■ **Direction**
Copy all lines of the listing that include the string "JSON".

-- begin Data entries --

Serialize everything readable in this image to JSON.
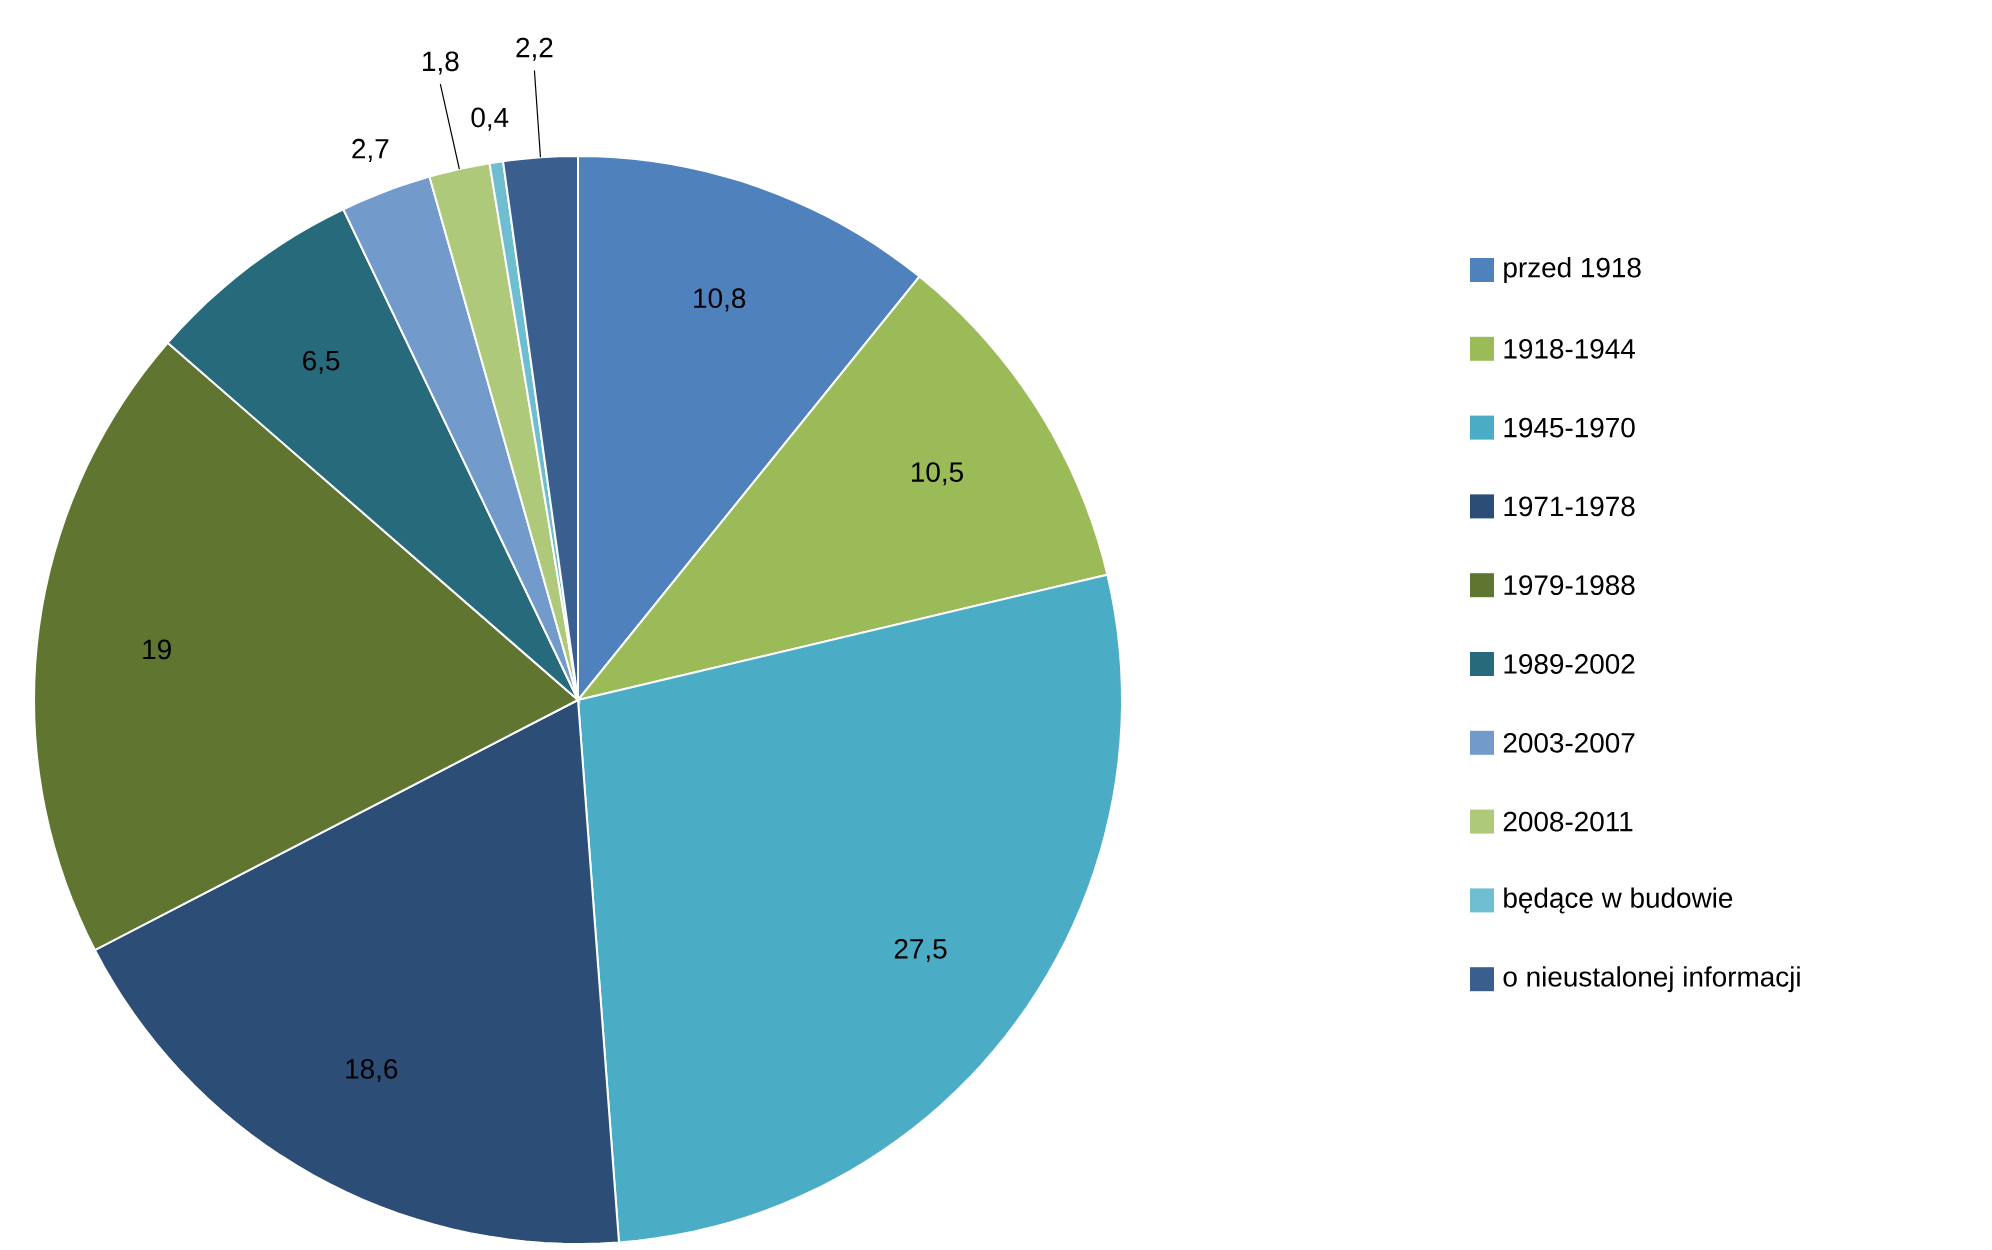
{
  "chart_data": {
    "type": "pie",
    "categories": [
      "przed 1918",
      "1918-1944",
      "1945-1970",
      "1971-1978",
      "1979-1988",
      "1989-2002",
      "2003-2007",
      "2008-2011",
      "będące w budowie",
      "o nieustalonej informacji"
    ],
    "values": [
      10.8,
      10.5,
      27.5,
      18.6,
      19,
      6.5,
      2.7,
      1.8,
      0.4,
      2.2
    ],
    "value_labels": [
      "10,8",
      "10,5",
      "27,5",
      "18,6",
      "19",
      "6,5",
      "2,7",
      "1,8",
      "0,4",
      "2,2"
    ],
    "colors": [
      "#4f81bd",
      "#9bbb59",
      "#4bacc6",
      "#2c4d75",
      "#5f7530",
      "#276a7c",
      "#729aca",
      "#afc97a",
      "#6fbdd1",
      "#3a5f8f"
    ],
    "legend": "right"
  }
}
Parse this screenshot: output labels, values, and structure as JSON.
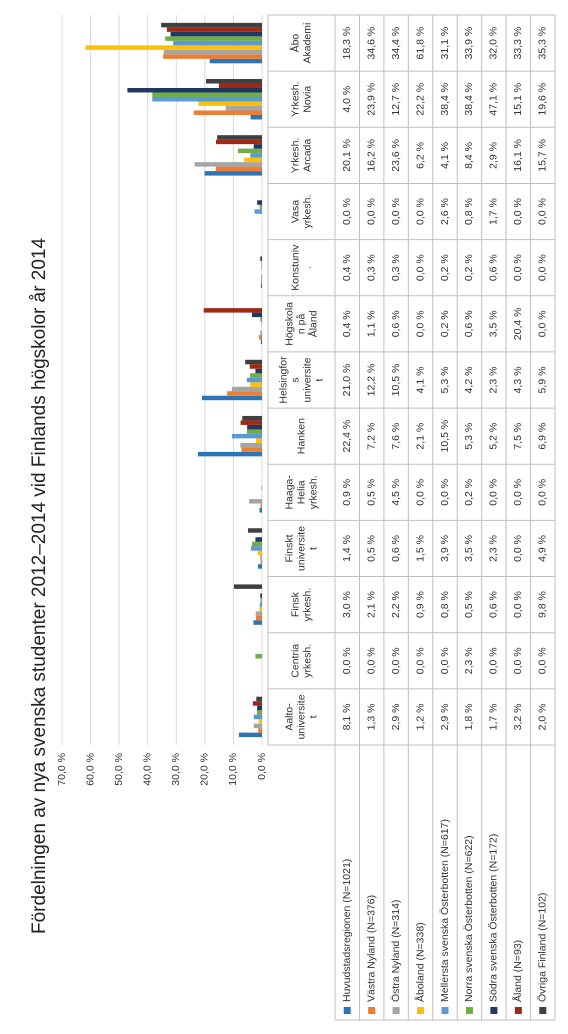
{
  "chart_data": {
    "type": "bar",
    "title": "Fördelningen av nya svenska studenter 2012–2014 vid Finlands högskolor år 2014",
    "categories": [
      [
        "Aalto-",
        "universite",
        "t"
      ],
      [
        "Centria",
        "yrkesh."
      ],
      [
        "Finsk",
        "yrkesh."
      ],
      [
        "Finskt",
        "universite",
        "t"
      ],
      [
        "Haaga-",
        "Helia",
        "yrkesh."
      ],
      [
        "Hanken"
      ],
      [
        "Helsingfor",
        "s",
        "universite",
        "t"
      ],
      [
        "Högskola",
        "n på",
        "Åland"
      ],
      [
        "Konstuniv",
        "."
      ],
      [
        "Vasa",
        "yrkesh."
      ],
      [
        "Yrkesh.",
        "Arcada"
      ],
      [
        "Yrkesh.",
        "Novia"
      ],
      [
        "Åbo",
        "Akademi"
      ]
    ],
    "series": [
      {
        "name": "Huvudstadsregionen (N=1021)",
        "color": "#2e75b6",
        "values": [
          8.1,
          0.0,
          3.0,
          1.4,
          0.9,
          22.4,
          21.0,
          0.4,
          0.4,
          0.0,
          20.1,
          4.0,
          18.3
        ],
        "value_labels": [
          "8,1 %",
          "0,0 %",
          "3,0 %",
          "1,4 %",
          "0,9 %",
          "22,4 %",
          "21,0 %",
          "0,4 %",
          "0,4 %",
          "0,0 %",
          "20,1 %",
          "4,0 %",
          "18,3 %"
        ]
      },
      {
        "name": "Västra Nyland (N=376)",
        "color": "#ed7d31",
        "values": [
          1.3,
          0.0,
          2.1,
          0.5,
          0.5,
          7.2,
          12.2,
          1.1,
          0.3,
          0.0,
          16.2,
          23.9,
          34.6
        ],
        "value_labels": [
          "1,3 %",
          "0,0 %",
          "2,1 %",
          "0,5 %",
          "0,5 %",
          "7,2 %",
          "12,2 %",
          "1,1 %",
          "0,3 %",
          "0,0 %",
          "16,2 %",
          "23,9 %",
          "34,6 %"
        ]
      },
      {
        "name": "Östra Nyland (N=314)",
        "color": "#a5a5a5",
        "values": [
          2.9,
          0.0,
          2.2,
          0.6,
          4.5,
          7.6,
          10.5,
          0.6,
          0.3,
          0.0,
          23.6,
          12.7,
          34.4
        ],
        "value_labels": [
          "2,9 %",
          "0,0 %",
          "2,2 %",
          "0,6 %",
          "4,5 %",
          "7,6 %",
          "10,5 %",
          "0,6 %",
          "0,3 %",
          "0,0 %",
          "23,6 %",
          "12,7 %",
          "34,4 %"
        ]
      },
      {
        "name": "Åboland (N=338)",
        "color": "#ffc000",
        "values": [
          1.2,
          0.0,
          0.9,
          1.5,
          0.0,
          2.1,
          4.1,
          0.0,
          0.0,
          0.0,
          6.2,
          22.2,
          61.8
        ],
        "value_labels": [
          "1,2 %",
          "0,0 %",
          "0,9 %",
          "1,5 %",
          "0,0 %",
          "2,1 %",
          "4,1 %",
          "0,0 %",
          "0,0 %",
          "0,0 %",
          "6,2 %",
          "22,2 %",
          "61,8 %"
        ]
      },
      {
        "name": "Mellersta svenska Österbotten (N=617)",
        "color": "#5b9bd5",
        "values": [
          2.9,
          0.0,
          0.8,
          3.9,
          0.0,
          10.5,
          5.3,
          0.2,
          0.2,
          2.6,
          4.1,
          38.4,
          31.1
        ],
        "value_labels": [
          "2,9 %",
          "0,0 %",
          "0,8 %",
          "3,9 %",
          "0,0 %",
          "10,5 %",
          "5,3 %",
          "0,2 %",
          "0,2 %",
          "2,6 %",
          "4,1 %",
          "38,4 %",
          "31,1 %"
        ]
      },
      {
        "name": "Norra svenska Österbotten (N=622)",
        "color": "#70ad47",
        "values": [
          1.8,
          2.3,
          0.5,
          3.5,
          0.2,
          5.3,
          4.2,
          0.6,
          0.2,
          0.8,
          8.4,
          38.4,
          33.9
        ],
        "value_labels": [
          "1,8 %",
          "2,3 %",
          "0,5 %",
          "3,5 %",
          "0,2 %",
          "5,3 %",
          "4,2 %",
          "0,6 %",
          "0,2 %",
          "0,8 %",
          "8,4 %",
          "38,4 %",
          "33,9 %"
        ]
      },
      {
        "name": "Södra svenska Österbotten (N=172)",
        "color": "#1f3864",
        "values": [
          1.7,
          0.0,
          0.6,
          2.3,
          0.0,
          5.2,
          2.3,
          3.5,
          0.6,
          1.7,
          2.9,
          47.1,
          32.0
        ],
        "value_labels": [
          "1,7 %",
          "0,0 %",
          "0,6 %",
          "2,3 %",
          "0,0 %",
          "5,2 %",
          "2,3 %",
          "3,5 %",
          "0,6 %",
          "1,7 %",
          "2,9 %",
          "47,1 %",
          "32,0 %"
        ]
      },
      {
        "name": "Åland (N=93)",
        "color": "#9e2a16",
        "values": [
          3.2,
          0.0,
          0.0,
          0.0,
          0.0,
          7.5,
          4.3,
          20.4,
          0.0,
          0.0,
          16.1,
          15.1,
          33.3
        ],
        "value_labels": [
          "3,2 %",
          "0,0 %",
          "0,0 %",
          "0,0 %",
          "0,0 %",
          "7,5 %",
          "4,3 %",
          "20,4 %",
          "0,0 %",
          "0,0 %",
          "16,1 %",
          "15,1 %",
          "33,3 %"
        ]
      },
      {
        "name": "Övriga Finland (N=102)",
        "color": "#404040",
        "values": [
          2.0,
          0.0,
          9.8,
          4.9,
          0.0,
          6.9,
          5.9,
          0.0,
          0.0,
          0.0,
          15.7,
          19.6,
          35.3
        ],
        "value_labels": [
          "2,0 %",
          "0,0 %",
          "9,8 %",
          "4,9 %",
          "0,0 %",
          "6,9 %",
          "5,9 %",
          "0,0 %",
          "0,0 %",
          "0,0 %",
          "15,7 %",
          "19,6 %",
          "35,3 %"
        ]
      }
    ],
    "ylim": [
      0,
      70
    ],
    "yticks": [
      {
        "value": 0,
        "label": "0,0 %"
      },
      {
        "value": 10,
        "label": "10,0 %"
      },
      {
        "value": 20,
        "label": "20,0 %"
      },
      {
        "value": 30,
        "label": "30,0 %"
      },
      {
        "value": 40,
        "label": "40,0 %"
      },
      {
        "value": 50,
        "label": "50,0 %"
      },
      {
        "value": 60,
        "label": "60,0 %"
      },
      {
        "value": 70,
        "label": "70,0 %"
      }
    ],
    "grid": true
  }
}
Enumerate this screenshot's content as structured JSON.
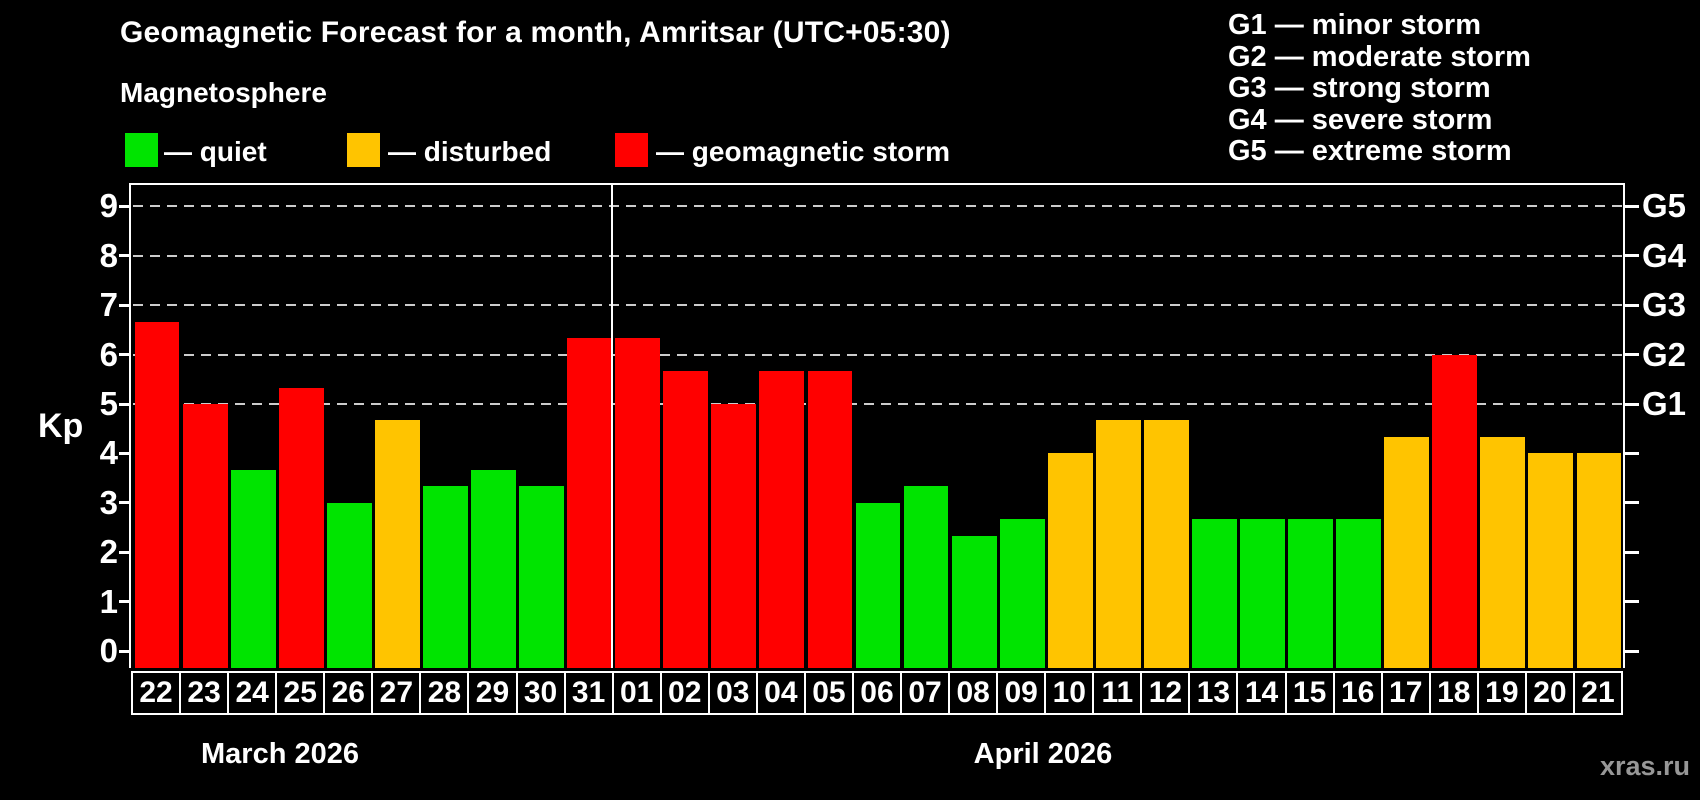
{
  "header": {
    "title": "Geomagnetic Forecast for a month, Amritsar (UTC+05:30)",
    "subtitle": "Magnetosphere"
  },
  "legend": {
    "items": [
      {
        "label": "— quiet",
        "color": "#00e400"
      },
      {
        "label": "— disturbed",
        "color": "#ffc400"
      },
      {
        "label": "— geomagnetic storm",
        "color": "#ff0000"
      }
    ]
  },
  "g_legend": {
    "lines": [
      "G1 — minor storm",
      "G2 — moderate storm",
      "G3 — strong storm",
      "G4 — severe storm",
      "G5 — extreme storm"
    ]
  },
  "axes": {
    "kp_label": "Kp",
    "y_ticks": [
      "0",
      "1",
      "2",
      "3",
      "4",
      "5",
      "6",
      "7",
      "8",
      "9"
    ],
    "g_ticks": [
      {
        "kp": 5,
        "label": "G1"
      },
      {
        "kp": 6,
        "label": "G2"
      },
      {
        "kp": 7,
        "label": "G3"
      },
      {
        "kp": 8,
        "label": "G4"
      },
      {
        "kp": 9,
        "label": "G5"
      }
    ]
  },
  "months": {
    "march": "March 2026",
    "april": "April 2026"
  },
  "watermark": "xras.ru",
  "colors": {
    "quiet": "#00e400",
    "disturbed": "#ffc400",
    "storm": "#ff0000",
    "grid": "#cccccc",
    "frame": "#ffffff"
  },
  "chart_data": {
    "type": "bar",
    "title": "Geomagnetic Forecast for a month, Amritsar (UTC+05:30)",
    "subtitle": "Magnetosphere",
    "ylabel": "Kp",
    "ylim": [
      0,
      9.4
    ],
    "grid": "dashed horizontal lines at Kp 5,6,7,8,9 (G1–G5 storm levels)",
    "legend_position": "top",
    "right_axis_labels": [
      "G1",
      "G2",
      "G3",
      "G4",
      "G5"
    ],
    "categories": [
      "22",
      "23",
      "24",
      "25",
      "26",
      "27",
      "28",
      "29",
      "30",
      "31",
      "01",
      "02",
      "03",
      "04",
      "05",
      "06",
      "07",
      "08",
      "09",
      "10",
      "11",
      "12",
      "13",
      "14",
      "15",
      "16",
      "17",
      "18",
      "19",
      "20",
      "21"
    ],
    "values": [
      6.67,
      5.0,
      3.67,
      5.33,
      3.0,
      4.67,
      3.33,
      3.67,
      3.33,
      6.33,
      6.33,
      5.67,
      5.0,
      5.67,
      5.67,
      3.0,
      3.33,
      2.33,
      2.67,
      4.0,
      4.67,
      4.67,
      2.67,
      2.67,
      2.67,
      2.67,
      4.33,
      6.0,
      4.33,
      4.0,
      4.0
    ],
    "statuses": [
      "storm",
      "storm",
      "quiet",
      "storm",
      "quiet",
      "disturbed",
      "quiet",
      "quiet",
      "quiet",
      "storm",
      "storm",
      "storm",
      "storm",
      "storm",
      "storm",
      "quiet",
      "quiet",
      "quiet",
      "quiet",
      "disturbed",
      "disturbed",
      "disturbed",
      "quiet",
      "quiet",
      "quiet",
      "quiet",
      "disturbed",
      "storm",
      "disturbed",
      "disturbed",
      "disturbed"
    ],
    "groups": [
      {
        "month": "March 2026",
        "categories": [
          "22",
          "23",
          "24",
          "25",
          "26",
          "27",
          "28",
          "29",
          "30",
          "31"
        ]
      },
      {
        "month": "April 2026",
        "categories": [
          "01",
          "02",
          "03",
          "04",
          "05",
          "06",
          "07",
          "08",
          "09",
          "10",
          "11",
          "12",
          "13",
          "14",
          "15",
          "16",
          "17",
          "18",
          "19",
          "20",
          "21"
        ]
      }
    ]
  }
}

-- end Data entries --

■ **Output below**
Serialize everything readable in this image to JSON.
Parse this screenshot: output labels, values, and structure as JSON.
Enumerate this screenshot's content as structured JSON.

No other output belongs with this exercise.